▸ Work instructions:
Each entry below is to be extracted exactly.

--- --- ---

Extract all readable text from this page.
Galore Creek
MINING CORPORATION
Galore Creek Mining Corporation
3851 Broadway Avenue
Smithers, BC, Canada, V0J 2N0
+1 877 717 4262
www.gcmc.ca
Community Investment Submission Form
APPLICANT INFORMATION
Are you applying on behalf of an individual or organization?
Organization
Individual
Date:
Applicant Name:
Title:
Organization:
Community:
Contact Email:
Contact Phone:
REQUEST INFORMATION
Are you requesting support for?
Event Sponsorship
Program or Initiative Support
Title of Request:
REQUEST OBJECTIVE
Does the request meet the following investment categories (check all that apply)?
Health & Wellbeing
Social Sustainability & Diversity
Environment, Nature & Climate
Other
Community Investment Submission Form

--- --- ---

▸ Solution to this task:
Extract all readable text from this page.
Galore Creek
MINING CORPORATION
Galore Creek Mining Corporation
3851 Broadway Avenue
Smithers, BC, Canada, V0J 2N0
+1 877 717 4262
www.gcmc.ca
Community Investment Submission Form
APPLICANT INFORMATION
Are you applying on behalf of an individual or organization?
Organization
Individual
Date:
Applicant Name:
Title:
Organization:
Community:
Contact Email:
Contact Phone:
REQUEST INFORMATION
Are you requesting support for?
Event Sponsorship
Program or Initiative Support
Title of Request:
REQUEST OBJECTIVE
Does the request meet the following investment categories (check all that apply)?
Health & Wellbeing
Social Sustainability & Diversity
Environment, Nature & Climate
Other
Community Investment Submission Form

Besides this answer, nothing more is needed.